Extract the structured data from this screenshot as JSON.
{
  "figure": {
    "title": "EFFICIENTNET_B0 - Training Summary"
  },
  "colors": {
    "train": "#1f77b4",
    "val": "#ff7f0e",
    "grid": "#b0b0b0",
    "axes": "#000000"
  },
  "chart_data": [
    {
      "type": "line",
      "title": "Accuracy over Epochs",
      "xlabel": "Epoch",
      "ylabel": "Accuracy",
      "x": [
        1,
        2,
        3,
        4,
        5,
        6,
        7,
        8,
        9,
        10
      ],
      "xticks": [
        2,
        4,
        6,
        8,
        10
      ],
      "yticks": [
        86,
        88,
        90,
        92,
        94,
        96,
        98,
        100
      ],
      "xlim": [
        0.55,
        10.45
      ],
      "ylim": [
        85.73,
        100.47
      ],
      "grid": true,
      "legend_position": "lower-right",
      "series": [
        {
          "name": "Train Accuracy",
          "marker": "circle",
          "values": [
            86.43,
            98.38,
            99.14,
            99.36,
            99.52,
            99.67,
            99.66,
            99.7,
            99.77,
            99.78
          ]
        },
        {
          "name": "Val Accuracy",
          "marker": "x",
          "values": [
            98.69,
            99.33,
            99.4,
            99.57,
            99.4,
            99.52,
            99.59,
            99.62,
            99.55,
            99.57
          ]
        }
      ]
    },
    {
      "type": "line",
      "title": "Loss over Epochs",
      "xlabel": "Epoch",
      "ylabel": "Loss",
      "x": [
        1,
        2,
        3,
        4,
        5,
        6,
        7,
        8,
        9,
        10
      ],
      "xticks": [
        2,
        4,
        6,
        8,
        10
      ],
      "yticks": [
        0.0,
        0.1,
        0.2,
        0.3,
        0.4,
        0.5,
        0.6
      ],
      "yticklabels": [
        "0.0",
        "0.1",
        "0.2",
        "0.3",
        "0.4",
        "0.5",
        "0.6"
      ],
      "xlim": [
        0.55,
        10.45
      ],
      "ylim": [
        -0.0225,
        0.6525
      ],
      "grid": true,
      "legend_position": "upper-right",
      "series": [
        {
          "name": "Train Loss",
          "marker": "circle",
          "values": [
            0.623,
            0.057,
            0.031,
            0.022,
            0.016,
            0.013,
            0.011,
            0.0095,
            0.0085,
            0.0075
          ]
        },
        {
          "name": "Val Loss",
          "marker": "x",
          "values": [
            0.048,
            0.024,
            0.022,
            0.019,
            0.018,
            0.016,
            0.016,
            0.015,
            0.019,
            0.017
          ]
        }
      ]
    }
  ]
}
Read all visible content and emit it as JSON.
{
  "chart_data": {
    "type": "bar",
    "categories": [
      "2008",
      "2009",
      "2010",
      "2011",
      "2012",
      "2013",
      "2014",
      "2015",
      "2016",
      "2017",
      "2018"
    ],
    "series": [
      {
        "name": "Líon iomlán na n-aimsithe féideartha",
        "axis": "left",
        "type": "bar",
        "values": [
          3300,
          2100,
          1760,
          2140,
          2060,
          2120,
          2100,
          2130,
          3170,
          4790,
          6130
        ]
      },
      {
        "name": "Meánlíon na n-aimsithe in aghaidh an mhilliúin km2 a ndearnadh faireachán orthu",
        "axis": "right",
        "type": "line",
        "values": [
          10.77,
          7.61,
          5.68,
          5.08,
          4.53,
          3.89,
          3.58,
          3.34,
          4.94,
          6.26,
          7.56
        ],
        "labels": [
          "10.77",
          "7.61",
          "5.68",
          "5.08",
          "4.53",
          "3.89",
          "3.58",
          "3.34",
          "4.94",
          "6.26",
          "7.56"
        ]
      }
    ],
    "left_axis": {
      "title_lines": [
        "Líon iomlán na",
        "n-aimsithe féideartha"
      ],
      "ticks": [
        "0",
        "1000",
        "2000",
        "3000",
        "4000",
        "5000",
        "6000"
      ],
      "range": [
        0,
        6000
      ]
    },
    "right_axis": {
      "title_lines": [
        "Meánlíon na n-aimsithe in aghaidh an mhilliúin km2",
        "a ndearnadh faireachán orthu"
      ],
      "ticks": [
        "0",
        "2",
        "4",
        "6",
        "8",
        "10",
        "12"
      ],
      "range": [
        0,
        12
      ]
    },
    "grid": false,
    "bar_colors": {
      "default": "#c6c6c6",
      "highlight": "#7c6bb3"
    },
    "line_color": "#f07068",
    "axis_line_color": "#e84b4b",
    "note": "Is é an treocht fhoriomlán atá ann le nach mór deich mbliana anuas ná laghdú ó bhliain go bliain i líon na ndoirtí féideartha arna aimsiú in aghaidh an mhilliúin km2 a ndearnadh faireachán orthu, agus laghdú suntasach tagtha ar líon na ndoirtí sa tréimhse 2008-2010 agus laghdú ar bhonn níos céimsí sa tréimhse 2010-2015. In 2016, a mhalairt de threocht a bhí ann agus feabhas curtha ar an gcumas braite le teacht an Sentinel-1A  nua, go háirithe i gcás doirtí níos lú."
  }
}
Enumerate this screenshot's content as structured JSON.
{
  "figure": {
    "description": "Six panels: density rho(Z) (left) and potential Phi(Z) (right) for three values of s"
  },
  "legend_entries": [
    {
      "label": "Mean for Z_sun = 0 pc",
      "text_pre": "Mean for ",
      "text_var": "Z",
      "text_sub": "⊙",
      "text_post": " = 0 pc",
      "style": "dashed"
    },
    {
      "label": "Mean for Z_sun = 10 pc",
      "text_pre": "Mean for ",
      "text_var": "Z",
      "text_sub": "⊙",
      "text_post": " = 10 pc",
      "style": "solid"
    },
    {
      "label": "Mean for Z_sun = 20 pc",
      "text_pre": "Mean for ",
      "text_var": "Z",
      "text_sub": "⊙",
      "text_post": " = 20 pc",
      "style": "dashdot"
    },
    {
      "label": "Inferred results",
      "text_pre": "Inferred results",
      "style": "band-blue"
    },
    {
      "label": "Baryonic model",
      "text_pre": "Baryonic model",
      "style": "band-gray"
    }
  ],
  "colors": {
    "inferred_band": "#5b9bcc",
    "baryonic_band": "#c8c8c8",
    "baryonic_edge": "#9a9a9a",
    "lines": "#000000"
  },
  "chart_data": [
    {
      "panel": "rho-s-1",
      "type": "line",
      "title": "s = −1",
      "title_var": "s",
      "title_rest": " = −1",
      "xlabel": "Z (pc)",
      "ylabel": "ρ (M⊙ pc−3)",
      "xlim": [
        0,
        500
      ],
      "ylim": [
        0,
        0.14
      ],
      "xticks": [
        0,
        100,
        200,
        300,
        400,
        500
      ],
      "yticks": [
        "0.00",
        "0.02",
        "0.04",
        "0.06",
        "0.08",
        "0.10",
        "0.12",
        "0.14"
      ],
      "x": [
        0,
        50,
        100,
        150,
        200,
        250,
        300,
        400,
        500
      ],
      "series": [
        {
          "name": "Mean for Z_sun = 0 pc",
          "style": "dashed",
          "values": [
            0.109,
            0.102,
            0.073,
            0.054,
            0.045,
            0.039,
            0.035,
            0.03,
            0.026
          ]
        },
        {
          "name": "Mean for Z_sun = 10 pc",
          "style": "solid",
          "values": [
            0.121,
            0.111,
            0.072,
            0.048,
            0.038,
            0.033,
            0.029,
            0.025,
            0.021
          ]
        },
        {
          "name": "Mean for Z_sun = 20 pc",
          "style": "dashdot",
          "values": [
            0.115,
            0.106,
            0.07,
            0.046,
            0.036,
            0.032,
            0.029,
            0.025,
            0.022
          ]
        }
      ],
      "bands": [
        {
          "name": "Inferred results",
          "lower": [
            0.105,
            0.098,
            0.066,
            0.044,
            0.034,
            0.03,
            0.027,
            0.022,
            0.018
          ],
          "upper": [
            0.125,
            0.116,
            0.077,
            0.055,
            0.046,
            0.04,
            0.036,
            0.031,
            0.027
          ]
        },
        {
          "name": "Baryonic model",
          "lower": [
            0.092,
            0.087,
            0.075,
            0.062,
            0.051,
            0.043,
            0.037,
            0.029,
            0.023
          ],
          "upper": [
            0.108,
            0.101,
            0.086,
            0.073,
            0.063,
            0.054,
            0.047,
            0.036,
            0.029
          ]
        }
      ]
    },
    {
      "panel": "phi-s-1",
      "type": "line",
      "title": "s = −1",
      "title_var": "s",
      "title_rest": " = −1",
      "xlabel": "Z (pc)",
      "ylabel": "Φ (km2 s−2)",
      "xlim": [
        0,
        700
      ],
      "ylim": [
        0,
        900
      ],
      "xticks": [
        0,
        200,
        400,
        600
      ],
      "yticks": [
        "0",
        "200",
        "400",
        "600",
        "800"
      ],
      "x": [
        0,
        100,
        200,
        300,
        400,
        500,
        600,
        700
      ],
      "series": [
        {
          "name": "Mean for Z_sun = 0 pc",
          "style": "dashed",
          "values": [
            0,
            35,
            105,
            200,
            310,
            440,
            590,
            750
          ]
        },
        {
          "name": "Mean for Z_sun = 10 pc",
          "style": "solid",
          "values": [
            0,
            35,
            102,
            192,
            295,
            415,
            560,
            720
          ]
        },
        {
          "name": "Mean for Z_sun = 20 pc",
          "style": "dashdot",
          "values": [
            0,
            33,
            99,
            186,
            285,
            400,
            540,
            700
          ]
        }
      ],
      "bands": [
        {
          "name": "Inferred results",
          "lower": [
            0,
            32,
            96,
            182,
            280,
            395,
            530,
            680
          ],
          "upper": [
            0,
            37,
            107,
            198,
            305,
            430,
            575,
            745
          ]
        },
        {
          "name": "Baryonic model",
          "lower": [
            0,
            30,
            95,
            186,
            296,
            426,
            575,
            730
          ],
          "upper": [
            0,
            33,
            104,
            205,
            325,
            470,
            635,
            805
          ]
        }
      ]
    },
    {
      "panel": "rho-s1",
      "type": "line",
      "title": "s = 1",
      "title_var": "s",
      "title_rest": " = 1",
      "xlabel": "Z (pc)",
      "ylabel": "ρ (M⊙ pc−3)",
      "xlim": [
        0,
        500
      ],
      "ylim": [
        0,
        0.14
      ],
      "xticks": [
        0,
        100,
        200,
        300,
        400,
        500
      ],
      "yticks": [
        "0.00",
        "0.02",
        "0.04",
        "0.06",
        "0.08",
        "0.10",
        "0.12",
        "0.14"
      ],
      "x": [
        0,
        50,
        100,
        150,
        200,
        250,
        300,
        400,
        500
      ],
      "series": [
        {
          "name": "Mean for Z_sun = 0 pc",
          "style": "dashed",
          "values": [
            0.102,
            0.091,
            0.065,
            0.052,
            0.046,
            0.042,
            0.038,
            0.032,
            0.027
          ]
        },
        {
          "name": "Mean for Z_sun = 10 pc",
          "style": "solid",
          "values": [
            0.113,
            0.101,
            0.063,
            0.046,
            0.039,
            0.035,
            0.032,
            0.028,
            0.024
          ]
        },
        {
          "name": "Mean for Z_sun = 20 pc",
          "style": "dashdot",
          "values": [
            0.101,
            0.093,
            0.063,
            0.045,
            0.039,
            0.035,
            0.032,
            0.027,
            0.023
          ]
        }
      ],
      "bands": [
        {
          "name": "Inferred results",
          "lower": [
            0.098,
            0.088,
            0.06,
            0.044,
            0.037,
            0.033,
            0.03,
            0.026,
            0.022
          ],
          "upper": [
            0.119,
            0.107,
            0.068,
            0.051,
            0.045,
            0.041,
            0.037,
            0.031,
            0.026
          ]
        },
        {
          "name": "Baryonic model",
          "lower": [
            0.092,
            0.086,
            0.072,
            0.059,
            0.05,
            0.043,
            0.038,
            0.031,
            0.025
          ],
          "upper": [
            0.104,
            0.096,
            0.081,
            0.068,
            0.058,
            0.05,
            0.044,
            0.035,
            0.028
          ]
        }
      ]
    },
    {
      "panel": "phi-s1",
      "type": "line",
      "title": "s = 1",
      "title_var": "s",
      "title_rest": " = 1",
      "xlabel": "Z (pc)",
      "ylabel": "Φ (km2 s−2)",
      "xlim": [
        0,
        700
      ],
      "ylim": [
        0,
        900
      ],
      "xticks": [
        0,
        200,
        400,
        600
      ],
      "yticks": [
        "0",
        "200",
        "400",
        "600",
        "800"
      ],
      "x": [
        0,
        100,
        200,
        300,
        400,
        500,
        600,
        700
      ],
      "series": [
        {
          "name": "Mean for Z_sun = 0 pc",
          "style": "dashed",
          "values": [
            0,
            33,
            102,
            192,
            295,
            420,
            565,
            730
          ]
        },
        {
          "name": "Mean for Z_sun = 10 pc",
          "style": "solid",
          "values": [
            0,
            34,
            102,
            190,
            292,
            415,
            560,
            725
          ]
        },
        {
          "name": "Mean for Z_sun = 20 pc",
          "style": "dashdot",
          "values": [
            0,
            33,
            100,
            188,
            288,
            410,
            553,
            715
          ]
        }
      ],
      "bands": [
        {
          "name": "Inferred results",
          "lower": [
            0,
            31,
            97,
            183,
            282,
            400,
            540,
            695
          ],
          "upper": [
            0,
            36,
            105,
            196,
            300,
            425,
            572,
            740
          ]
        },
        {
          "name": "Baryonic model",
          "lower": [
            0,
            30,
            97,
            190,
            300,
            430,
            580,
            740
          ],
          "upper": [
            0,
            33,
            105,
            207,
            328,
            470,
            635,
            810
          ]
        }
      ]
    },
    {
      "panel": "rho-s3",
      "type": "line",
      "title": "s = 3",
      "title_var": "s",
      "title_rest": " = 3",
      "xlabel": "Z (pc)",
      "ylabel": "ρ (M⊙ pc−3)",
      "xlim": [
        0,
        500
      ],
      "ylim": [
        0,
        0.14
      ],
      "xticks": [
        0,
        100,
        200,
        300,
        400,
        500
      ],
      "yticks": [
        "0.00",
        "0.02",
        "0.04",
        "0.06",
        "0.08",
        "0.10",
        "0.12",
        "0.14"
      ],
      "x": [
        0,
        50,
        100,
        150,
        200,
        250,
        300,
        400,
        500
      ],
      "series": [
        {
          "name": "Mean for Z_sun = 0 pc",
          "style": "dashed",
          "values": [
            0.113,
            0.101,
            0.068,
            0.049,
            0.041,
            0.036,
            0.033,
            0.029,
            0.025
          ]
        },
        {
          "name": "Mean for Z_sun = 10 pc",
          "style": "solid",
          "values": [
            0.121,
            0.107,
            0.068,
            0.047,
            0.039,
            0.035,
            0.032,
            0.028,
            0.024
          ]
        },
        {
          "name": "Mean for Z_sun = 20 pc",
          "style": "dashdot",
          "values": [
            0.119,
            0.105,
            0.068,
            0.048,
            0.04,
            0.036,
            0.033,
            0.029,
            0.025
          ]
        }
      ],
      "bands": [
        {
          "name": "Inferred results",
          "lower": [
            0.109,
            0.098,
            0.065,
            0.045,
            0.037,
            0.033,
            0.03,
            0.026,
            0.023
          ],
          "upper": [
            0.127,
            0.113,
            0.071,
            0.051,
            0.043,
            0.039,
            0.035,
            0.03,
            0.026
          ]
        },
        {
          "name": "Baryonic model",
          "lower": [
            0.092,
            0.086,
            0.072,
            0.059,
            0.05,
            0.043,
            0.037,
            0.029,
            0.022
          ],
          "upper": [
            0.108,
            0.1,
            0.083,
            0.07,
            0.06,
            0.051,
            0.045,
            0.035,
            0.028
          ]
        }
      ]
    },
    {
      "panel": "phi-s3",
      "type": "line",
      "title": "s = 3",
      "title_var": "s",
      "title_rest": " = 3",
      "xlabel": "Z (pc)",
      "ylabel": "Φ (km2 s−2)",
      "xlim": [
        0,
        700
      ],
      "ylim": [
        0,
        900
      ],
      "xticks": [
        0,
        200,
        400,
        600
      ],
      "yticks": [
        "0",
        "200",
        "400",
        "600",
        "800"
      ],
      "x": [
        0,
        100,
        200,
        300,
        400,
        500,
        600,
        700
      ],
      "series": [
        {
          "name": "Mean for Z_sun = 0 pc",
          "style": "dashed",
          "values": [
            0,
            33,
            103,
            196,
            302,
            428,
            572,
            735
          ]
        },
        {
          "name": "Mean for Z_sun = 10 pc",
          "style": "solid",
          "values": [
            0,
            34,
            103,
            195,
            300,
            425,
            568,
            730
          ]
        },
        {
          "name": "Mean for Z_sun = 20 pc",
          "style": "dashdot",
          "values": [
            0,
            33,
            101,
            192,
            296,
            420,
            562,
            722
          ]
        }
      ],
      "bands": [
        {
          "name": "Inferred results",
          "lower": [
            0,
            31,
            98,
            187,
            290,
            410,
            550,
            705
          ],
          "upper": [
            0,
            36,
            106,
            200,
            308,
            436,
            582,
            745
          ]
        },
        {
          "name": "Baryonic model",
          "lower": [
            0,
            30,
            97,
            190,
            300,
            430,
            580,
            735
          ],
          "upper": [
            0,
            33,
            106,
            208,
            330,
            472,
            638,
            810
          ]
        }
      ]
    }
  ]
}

• **Your objective**
Locate the lines above that contain "féideartha" and copy them.

• **Complete answer**
        "name": "Líon iomlán na n-aimsithe féideartha",
        "n-aimsithe féideartha"
    "note": "Is é an treocht fhoriomlán atá ann le nach mór deich mbliana anuas ná laghdú ó bhliain go bliain i líon na ndoirtí féideartha arna aimsiú in aghaidh an mhilliúin km2 a ndearnadh faireachán orthu, agus laghdú suntasach tagtha ar líon na ndoirtí sa tréimhse 2008-2010 agus laghdú ar bhonn níos céimsí sa tréimhse 2010-2015. In 2016, a mhalairt de threocht a bhí ann agus feabhas curtha ar an gcumas braite le teacht an Sentinel-1A  nua, go háirithe i gcás doirtí níos lú."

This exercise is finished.